SET PROBLEM
Reproduce each line of the rows below word for word, keeping every character the same.

::: RECORDS TO PROCESS

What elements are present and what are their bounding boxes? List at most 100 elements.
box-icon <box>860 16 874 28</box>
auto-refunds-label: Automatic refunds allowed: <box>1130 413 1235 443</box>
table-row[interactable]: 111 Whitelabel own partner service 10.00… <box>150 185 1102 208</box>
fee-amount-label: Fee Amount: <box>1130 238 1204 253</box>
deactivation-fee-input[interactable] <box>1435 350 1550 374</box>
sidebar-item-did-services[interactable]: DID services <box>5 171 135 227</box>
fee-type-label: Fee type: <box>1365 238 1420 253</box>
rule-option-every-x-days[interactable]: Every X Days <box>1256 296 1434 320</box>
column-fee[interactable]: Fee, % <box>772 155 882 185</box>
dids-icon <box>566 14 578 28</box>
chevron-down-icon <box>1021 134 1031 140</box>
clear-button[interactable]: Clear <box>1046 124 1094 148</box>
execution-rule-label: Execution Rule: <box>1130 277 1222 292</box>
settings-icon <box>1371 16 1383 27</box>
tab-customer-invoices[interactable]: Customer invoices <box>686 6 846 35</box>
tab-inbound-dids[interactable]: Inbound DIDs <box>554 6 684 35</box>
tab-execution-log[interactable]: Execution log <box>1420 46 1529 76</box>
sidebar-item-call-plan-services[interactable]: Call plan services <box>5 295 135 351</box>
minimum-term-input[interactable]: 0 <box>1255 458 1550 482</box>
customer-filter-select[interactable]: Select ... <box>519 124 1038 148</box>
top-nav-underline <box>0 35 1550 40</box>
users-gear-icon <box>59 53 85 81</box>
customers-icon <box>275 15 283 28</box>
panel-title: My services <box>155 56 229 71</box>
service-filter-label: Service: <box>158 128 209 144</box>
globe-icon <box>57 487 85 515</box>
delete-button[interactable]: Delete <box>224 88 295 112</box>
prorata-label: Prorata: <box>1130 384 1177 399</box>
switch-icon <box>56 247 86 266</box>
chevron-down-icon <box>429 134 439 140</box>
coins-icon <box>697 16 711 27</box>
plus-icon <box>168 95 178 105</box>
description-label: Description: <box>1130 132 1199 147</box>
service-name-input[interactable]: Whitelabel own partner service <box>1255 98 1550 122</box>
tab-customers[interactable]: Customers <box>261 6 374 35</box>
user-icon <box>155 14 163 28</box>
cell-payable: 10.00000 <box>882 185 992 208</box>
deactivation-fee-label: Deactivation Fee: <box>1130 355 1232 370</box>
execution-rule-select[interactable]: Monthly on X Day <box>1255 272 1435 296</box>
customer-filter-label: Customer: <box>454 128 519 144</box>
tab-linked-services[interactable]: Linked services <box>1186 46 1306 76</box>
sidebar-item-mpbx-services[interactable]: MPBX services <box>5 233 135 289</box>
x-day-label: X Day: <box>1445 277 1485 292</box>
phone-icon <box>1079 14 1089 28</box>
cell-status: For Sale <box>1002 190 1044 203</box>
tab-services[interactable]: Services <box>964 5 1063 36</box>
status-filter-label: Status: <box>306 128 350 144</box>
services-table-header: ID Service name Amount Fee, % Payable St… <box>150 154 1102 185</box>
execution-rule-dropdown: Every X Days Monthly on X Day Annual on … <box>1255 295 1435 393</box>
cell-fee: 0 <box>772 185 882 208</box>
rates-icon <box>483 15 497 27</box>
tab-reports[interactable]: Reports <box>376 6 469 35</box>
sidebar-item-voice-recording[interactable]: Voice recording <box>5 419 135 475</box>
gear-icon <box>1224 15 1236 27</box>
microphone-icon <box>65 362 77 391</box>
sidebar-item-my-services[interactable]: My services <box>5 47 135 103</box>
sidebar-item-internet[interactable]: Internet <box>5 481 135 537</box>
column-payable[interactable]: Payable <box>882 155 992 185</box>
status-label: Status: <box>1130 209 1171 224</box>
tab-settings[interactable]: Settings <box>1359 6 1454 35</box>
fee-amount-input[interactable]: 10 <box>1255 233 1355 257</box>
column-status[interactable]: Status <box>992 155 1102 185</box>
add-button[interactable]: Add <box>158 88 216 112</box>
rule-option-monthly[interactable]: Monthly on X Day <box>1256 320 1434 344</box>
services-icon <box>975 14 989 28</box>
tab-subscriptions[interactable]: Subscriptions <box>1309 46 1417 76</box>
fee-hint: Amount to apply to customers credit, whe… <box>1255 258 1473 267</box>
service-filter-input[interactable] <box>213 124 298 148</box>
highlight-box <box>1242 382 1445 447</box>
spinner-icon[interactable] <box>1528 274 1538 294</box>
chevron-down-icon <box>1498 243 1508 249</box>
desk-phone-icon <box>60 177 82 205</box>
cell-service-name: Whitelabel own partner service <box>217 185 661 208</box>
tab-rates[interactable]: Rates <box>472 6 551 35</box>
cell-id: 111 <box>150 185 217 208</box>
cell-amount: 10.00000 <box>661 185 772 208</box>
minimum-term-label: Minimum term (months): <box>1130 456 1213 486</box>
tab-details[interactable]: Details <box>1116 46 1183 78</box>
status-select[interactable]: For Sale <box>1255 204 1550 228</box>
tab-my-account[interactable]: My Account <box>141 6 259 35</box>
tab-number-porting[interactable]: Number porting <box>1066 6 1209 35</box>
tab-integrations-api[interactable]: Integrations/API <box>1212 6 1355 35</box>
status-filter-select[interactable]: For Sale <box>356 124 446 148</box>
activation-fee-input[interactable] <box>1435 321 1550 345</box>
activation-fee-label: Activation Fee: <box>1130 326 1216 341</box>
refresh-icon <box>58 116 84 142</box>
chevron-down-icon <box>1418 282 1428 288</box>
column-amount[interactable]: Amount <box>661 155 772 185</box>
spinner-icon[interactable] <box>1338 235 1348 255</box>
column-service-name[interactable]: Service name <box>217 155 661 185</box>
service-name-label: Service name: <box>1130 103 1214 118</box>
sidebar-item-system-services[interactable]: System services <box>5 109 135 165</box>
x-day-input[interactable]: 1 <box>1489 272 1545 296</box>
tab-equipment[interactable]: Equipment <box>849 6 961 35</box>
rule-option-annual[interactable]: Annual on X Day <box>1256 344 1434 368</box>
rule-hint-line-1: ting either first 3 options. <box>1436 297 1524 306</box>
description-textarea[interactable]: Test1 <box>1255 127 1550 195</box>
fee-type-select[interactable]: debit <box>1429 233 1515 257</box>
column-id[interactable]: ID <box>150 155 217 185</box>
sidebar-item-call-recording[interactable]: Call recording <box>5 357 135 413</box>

::::::

ANSWER TO THE PROBLEM
What elements are present and what are their bounding boxes? List at most 100 elements.
box-icon <box>860 16 874 28</box>
auto-refunds-label: Automatic refunds allowed: <box>1130 413 1235 443</box>
table-row[interactable]: 111 Whitelabel own partner service 10.00… <box>150 185 1102 208</box>
fee-amount-label: Fee Amount: <box>1130 238 1204 253</box>
deactivation-fee-input[interactable] <box>1435 350 1550 374</box>
sidebar-item-did-services[interactable]: DID services <box>5 171 135 227</box>
fee-type-label: Fee type: <box>1365 238 1420 253</box>
rule-option-every-x-days[interactable]: Every X Days <box>1256 296 1434 320</box>
column-fee[interactable]: Fee, % <box>772 155 882 185</box>
dids-icon <box>566 14 578 28</box>
chevron-down-icon <box>1021 134 1031 140</box>
clear-button[interactable]: Clear <box>1046 124 1094 148</box>
execution-rule-label: Execution Rule: <box>1130 277 1222 292</box>
settings-icon <box>1371 16 1383 27</box>
tab-customer-invoices[interactable]: Customer invoices <box>686 6 846 35</box>
tab-inbound-dids[interactable]: Inbound DIDs <box>554 6 684 35</box>
tab-execution-log[interactable]: Execution log <box>1420 46 1529 76</box>
sidebar-item-call-plan-services[interactable]: Call plan services <box>5 295 135 351</box>
minimum-term-input[interactable]: 0 <box>1255 458 1550 482</box>
customer-filter-select[interactable]: Select ... <box>519 124 1038 148</box>
top-nav-underline <box>0 35 1550 40</box>
users-gear-icon <box>59 53 85 81</box>
customers-icon <box>275 15 283 28</box>
panel-title: My services <box>155 56 229 71</box>
service-filter-label: Service: <box>158 128 209 144</box>
globe-icon <box>57 487 85 515</box>
delete-button[interactable]: Delete <box>224 88 295 112</box>
prorata-label: Prorata: <box>1130 384 1177 399</box>
switch-icon <box>56 247 86 266</box>
chevron-down-icon <box>429 134 439 140</box>
coins-icon <box>697 16 711 27</box>
plus-icon <box>168 95 178 105</box>
description-label: Description: <box>1130 132 1199 147</box>
service-name-input[interactable]: Whitelabel own partner service <box>1255 98 1550 122</box>
tab-customers[interactable]: Customers <box>261 6 374 35</box>
user-icon <box>155 14 163 28</box>
cell-payable: 10.00000 <box>882 185 992 208</box>
deactivation-fee-label: Deactivation Fee: <box>1130 355 1232 370</box>
execution-rule-select[interactable]: Monthly on X Day <box>1255 272 1435 296</box>
customer-filter-label: Customer: <box>454 128 519 144</box>
tab-linked-services[interactable]: Linked services <box>1186 46 1306 76</box>
sidebar-item-mpbx-services[interactable]: MPBX services <box>5 233 135 289</box>
x-day-label: X Day: <box>1445 277 1485 292</box>
phone-icon <box>1079 14 1089 28</box>
cell-status: For Sale <box>1002 190 1044 203</box>
tab-services[interactable]: Services <box>964 5 1063 36</box>
status-filter-label: Status: <box>306 128 350 144</box>
services-table-header: ID Service name Amount Fee, % Payable St… <box>150 154 1102 185</box>
execution-rule-dropdown: Every X Days Monthly on X Day Annual on … <box>1255 295 1435 393</box>
cell-fee: 0 <box>772 185 882 208</box>
rates-icon <box>483 15 497 27</box>
tab-reports[interactable]: Reports <box>376 6 469 35</box>
sidebar-item-voice-recording[interactable]: Voice recording <box>5 419 135 475</box>
gear-icon <box>1224 15 1236 27</box>
microphone-icon <box>65 362 77 391</box>
sidebar-item-my-services[interactable]: My services <box>5 47 135 103</box>
sidebar-item-internet[interactable]: Internet <box>5 481 135 537</box>
column-payable[interactable]: Payable <box>882 155 992 185</box>
status-label: Status: <box>1130 209 1171 224</box>
tab-settings[interactable]: Settings <box>1359 6 1454 35</box>
fee-amount-input[interactable]: 10 <box>1255 233 1355 257</box>
column-status[interactable]: Status <box>992 155 1102 185</box>
add-button[interactable]: Add <box>158 88 216 112</box>
rule-option-monthly[interactable]: Monthly on X Day <box>1256 320 1434 344</box>
services-icon <box>975 14 989 28</box>
tab-subscriptions[interactable]: Subscriptions <box>1309 46 1417 76</box>
fee-hint: Amount to apply to customers credit, whe… <box>1255 258 1473 267</box>
service-filter-input[interactable] <box>213 124 298 148</box>
highlight-box <box>1242 382 1445 447</box>
spinner-icon[interactable] <box>1528 274 1538 294</box>
chevron-down-icon <box>1498 243 1508 249</box>
desk-phone-icon <box>60 177 82 205</box>
cell-service-name: Whitelabel own partner service <box>217 185 661 208</box>
tab-rates[interactable]: Rates <box>472 6 551 35</box>
cell-id: 111 <box>150 185 217 208</box>
cell-amount: 10.00000 <box>661 185 772 208</box>
minimum-term-label: Minimum term (months): <box>1130 456 1213 486</box>
tab-details[interactable]: Details <box>1116 46 1183 78</box>
status-select[interactable]: For Sale <box>1255 204 1550 228</box>
tab-my-account[interactable]: My Account <box>141 6 259 35</box>
tab-number-porting[interactable]: Number porting <box>1066 6 1209 35</box>
tab-integrations-api[interactable]: Integrations/API <box>1212 6 1355 35</box>
status-filter-select[interactable]: For Sale <box>356 124 446 148</box>
activation-fee-input[interactable] <box>1435 321 1550 345</box>
activation-fee-label: Activation Fee: <box>1130 326 1216 341</box>
refresh-icon <box>58 116 84 142</box>
chevron-down-icon <box>1418 282 1428 288</box>
column-amount[interactable]: Amount <box>661 155 772 185</box>
spinner-icon[interactable] <box>1338 235 1348 255</box>
column-service-name[interactable]: Service name <box>217 155 661 185</box>
service-name-label: Service name: <box>1130 103 1214 118</box>
sidebar-item-system-services[interactable]: System services <box>5 109 135 165</box>
x-day-input[interactable]: 1 <box>1489 272 1545 296</box>
tab-equipment[interactable]: Equipment <box>849 6 961 35</box>
rule-option-annual[interactable]: Annual on X Day <box>1256 344 1434 368</box>
rule-hint-line-1: ting either first 3 options. <box>1436 297 1524 306</box>
description-textarea[interactable]: Test1 <box>1255 127 1550 195</box>
fee-type-select[interactable]: debit <box>1429 233 1515 257</box>
column-id[interactable]: ID <box>150 155 217 185</box>
sidebar-item-call-recording[interactable]: Call recording <box>5 357 135 413</box>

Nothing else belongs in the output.